**Set exercise**
Pick out the lines below that contain the string "website" and copy them all.
----------------------------------------
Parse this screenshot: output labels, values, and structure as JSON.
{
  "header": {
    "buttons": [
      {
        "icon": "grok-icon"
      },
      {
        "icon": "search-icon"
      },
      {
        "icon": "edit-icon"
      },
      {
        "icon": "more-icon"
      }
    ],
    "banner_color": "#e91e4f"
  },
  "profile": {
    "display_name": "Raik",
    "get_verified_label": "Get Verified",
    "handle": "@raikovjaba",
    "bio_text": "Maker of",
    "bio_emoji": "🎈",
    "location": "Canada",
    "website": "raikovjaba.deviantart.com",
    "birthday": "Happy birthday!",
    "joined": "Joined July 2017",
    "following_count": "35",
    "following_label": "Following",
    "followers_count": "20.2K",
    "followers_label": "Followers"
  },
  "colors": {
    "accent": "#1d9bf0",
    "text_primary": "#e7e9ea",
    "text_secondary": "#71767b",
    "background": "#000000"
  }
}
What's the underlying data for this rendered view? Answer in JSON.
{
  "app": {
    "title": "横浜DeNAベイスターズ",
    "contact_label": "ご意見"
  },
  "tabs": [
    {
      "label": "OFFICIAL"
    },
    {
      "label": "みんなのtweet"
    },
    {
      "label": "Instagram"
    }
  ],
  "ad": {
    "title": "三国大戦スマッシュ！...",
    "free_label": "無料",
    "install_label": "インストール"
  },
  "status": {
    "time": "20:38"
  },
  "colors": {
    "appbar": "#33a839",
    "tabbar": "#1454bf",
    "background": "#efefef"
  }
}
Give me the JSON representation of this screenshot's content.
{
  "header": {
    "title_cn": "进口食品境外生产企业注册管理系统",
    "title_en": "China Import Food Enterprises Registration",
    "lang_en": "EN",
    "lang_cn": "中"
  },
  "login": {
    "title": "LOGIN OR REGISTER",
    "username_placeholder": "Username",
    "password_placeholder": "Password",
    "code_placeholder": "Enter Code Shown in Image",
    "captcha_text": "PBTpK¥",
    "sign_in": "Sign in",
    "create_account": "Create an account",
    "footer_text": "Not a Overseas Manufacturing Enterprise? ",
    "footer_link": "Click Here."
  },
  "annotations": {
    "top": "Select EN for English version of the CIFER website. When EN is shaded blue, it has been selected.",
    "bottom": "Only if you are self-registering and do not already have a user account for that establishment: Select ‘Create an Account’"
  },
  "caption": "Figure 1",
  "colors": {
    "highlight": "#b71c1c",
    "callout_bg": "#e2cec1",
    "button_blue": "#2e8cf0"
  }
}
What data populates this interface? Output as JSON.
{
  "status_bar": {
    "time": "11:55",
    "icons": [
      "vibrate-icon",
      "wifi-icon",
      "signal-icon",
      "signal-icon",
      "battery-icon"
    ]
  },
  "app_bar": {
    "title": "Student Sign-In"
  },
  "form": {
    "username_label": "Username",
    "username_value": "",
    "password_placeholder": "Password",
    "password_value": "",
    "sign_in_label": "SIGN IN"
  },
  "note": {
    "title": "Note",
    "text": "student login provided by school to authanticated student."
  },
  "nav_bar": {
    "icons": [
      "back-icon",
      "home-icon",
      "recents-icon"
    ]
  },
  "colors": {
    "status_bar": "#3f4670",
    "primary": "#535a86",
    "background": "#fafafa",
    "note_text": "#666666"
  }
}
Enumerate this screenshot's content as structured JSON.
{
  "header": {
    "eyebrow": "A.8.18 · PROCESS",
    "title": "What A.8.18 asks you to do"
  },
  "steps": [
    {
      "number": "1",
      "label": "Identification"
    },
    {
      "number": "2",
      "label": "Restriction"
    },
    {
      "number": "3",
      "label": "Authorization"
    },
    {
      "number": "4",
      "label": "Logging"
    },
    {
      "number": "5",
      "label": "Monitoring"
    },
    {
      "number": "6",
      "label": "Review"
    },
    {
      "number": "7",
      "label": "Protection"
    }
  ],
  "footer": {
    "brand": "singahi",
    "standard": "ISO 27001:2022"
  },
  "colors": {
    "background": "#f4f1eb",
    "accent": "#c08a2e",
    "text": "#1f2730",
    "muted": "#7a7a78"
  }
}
----------------------------------------
**Task solution**
    "website": "raikovjaba.deviantart.com",
    "top": "Select EN for English version of the CIFER website. When EN is shaded blue, it has been selected.",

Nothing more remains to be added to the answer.